**Short task**
All of the data should be repeated exactly; pictures are not part of the copy.

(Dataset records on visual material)
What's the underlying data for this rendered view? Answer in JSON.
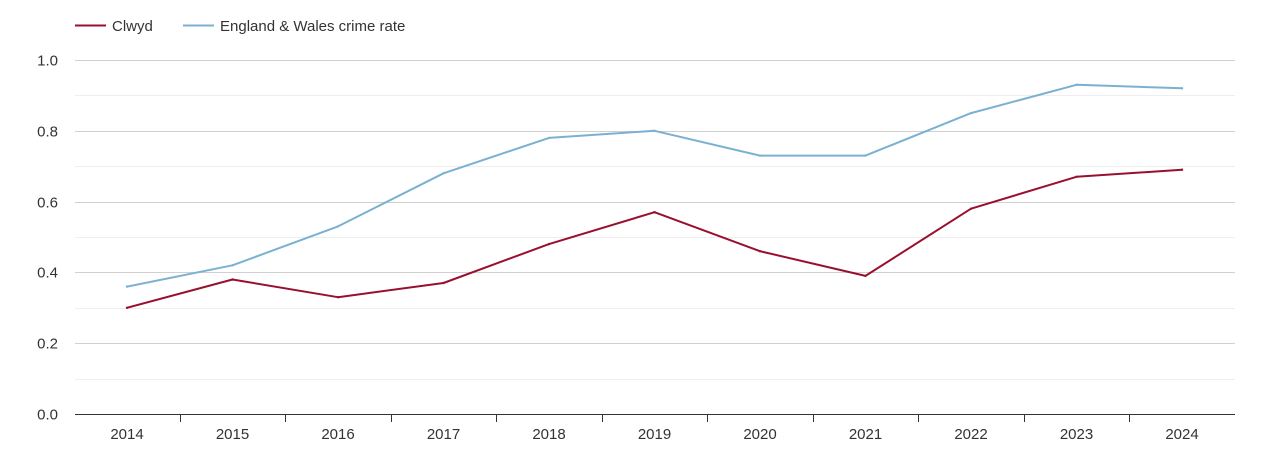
{
  "chart_data": {
    "type": "line",
    "title": "",
    "xlabel": "",
    "ylabel": "",
    "x": [
      "2014",
      "2015",
      "2016",
      "2017",
      "2018",
      "2019",
      "2020",
      "2021",
      "2022",
      "2023",
      "2024"
    ],
    "ylim": [
      0,
      1.0
    ],
    "yticks": [
      "0.0",
      "0.2",
      "0.4",
      "0.6",
      "0.8",
      "1.0"
    ],
    "grid": true,
    "legend_position": "top-left",
    "series": [
      {
        "name": "Clwyd",
        "color": "#99102f",
        "values": [
          0.3,
          0.38,
          0.33,
          0.37,
          0.48,
          0.57,
          0.46,
          0.39,
          0.58,
          0.67,
          0.69
        ]
      },
      {
        "name": "England & Wales crime rate",
        "color": "#7bb1d0",
        "values": [
          0.36,
          0.42,
          0.53,
          0.68,
          0.78,
          0.8,
          0.73,
          0.73,
          0.85,
          0.93,
          0.92
        ]
      }
    ]
  }
}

**Result for this exercise**
What's the underlying data for this rendered view? Answer in JSON.
{
  "chart_data": {
    "type": "line",
    "title": "",
    "xlabel": "",
    "ylabel": "",
    "x": [
      "2014",
      "2015",
      "2016",
      "2017",
      "2018",
      "2019",
      "2020",
      "2021",
      "2022",
      "2023",
      "2024"
    ],
    "ylim": [
      0,
      1.0
    ],
    "yticks": [
      "0.0",
      "0.2",
      "0.4",
      "0.6",
      "0.8",
      "1.0"
    ],
    "grid": true,
    "legend_position": "top-left",
    "series": [
      {
        "name": "Clwyd",
        "color": "#99102f",
        "values": [
          0.3,
          0.38,
          0.33,
          0.37,
          0.48,
          0.57,
          0.46,
          0.39,
          0.58,
          0.67,
          0.69
        ]
      },
      {
        "name": "England & Wales crime rate",
        "color": "#7bb1d0",
        "values": [
          0.36,
          0.42,
          0.53,
          0.68,
          0.78,
          0.8,
          0.73,
          0.73,
          0.85,
          0.93,
          0.92
        ]
      }
    ]
  }
}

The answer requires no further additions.